# [REQUIRED WORK]
Locate the word "icon" in the material, then show every line that holds it.

# [TASK INPUT]
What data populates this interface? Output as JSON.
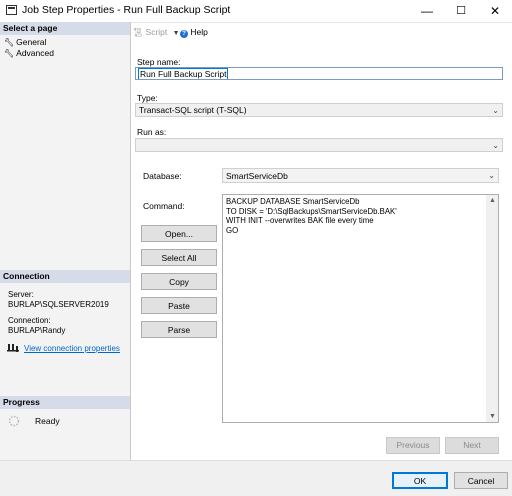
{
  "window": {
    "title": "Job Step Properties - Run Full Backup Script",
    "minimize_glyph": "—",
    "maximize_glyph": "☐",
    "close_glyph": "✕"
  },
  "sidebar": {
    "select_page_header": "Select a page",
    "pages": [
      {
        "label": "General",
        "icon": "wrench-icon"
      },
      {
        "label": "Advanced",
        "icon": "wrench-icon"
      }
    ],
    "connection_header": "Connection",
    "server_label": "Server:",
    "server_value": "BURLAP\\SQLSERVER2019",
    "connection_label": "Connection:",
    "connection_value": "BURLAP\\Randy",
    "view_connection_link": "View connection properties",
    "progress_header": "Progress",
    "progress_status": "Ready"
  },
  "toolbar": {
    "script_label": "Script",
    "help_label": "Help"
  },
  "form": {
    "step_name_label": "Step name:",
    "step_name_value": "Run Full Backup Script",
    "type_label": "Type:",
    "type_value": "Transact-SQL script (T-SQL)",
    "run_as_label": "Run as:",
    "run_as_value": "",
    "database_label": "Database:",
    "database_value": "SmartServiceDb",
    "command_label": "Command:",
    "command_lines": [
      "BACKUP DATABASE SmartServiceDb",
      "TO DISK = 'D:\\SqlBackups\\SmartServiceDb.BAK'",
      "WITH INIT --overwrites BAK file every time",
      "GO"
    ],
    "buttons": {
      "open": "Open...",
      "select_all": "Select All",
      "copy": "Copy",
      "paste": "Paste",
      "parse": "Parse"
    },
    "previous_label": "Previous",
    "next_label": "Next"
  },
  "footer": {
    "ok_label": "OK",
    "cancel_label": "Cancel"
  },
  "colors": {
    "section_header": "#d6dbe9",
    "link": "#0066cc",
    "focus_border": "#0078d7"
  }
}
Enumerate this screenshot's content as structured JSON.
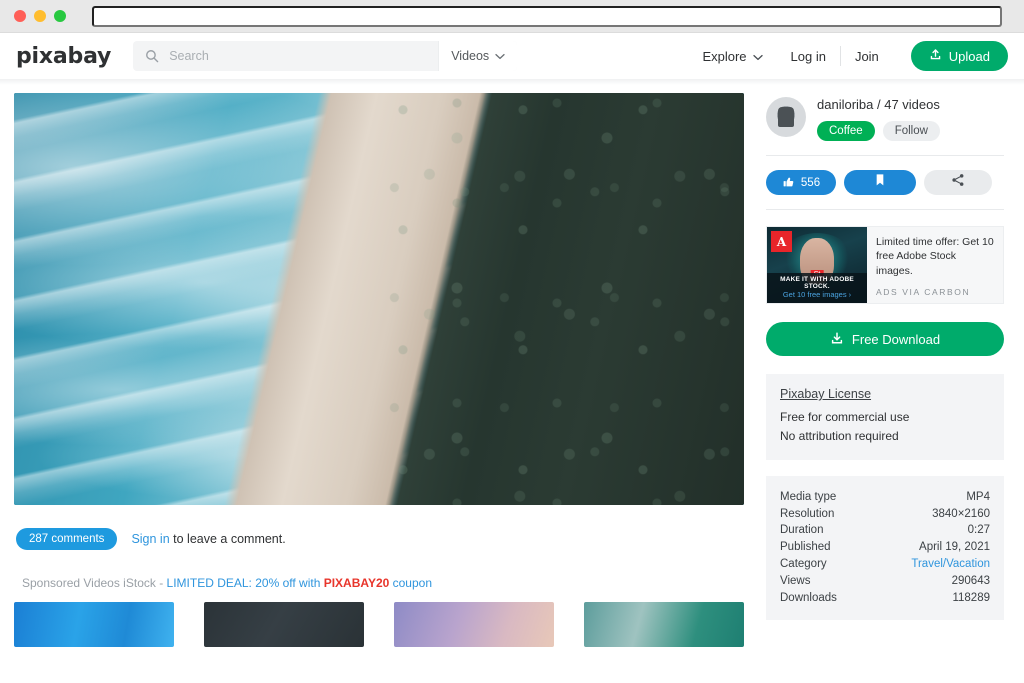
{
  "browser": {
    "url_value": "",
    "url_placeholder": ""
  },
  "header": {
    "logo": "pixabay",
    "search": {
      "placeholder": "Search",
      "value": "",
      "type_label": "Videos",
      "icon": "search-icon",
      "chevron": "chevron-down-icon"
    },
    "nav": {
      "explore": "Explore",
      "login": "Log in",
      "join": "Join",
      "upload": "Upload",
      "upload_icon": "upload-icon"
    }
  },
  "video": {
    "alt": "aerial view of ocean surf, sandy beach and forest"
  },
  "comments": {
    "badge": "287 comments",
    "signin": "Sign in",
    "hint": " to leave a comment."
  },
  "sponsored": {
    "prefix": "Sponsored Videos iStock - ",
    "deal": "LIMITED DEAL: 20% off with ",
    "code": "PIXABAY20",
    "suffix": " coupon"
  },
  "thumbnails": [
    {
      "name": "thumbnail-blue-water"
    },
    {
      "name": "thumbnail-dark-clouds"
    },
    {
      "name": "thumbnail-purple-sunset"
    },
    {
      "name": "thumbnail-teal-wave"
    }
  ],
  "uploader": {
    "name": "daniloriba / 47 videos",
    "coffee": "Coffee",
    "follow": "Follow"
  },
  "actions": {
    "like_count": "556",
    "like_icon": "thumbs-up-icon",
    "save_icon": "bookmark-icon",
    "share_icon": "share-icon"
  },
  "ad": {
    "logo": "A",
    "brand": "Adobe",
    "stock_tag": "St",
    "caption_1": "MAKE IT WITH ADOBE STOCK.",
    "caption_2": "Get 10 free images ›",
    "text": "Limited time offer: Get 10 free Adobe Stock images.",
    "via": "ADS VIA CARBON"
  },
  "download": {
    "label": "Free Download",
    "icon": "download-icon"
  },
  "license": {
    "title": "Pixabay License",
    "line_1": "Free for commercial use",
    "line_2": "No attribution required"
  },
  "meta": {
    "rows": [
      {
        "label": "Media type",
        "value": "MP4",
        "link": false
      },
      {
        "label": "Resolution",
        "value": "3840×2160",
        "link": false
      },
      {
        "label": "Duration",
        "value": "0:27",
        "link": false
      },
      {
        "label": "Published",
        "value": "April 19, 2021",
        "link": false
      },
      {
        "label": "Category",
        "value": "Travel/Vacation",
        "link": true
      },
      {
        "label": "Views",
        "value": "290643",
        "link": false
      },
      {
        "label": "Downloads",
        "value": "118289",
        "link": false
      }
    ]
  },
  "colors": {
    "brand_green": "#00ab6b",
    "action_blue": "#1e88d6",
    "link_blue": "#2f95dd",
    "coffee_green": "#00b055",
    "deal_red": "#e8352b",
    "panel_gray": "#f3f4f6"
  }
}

# [FINAL RESULT]
        "icon": "wrench-icon"
        "icon": "wrench-icon"
      "icon": "search-icon",
      "chevron": "chevron-down-icon"
      "upload_icon": "upload-icon"
    "like_icon": "thumbs-up-icon",
    "save_icon": "bookmark-icon",
    "share_icon": "share-icon"
    "icon": "download-icon"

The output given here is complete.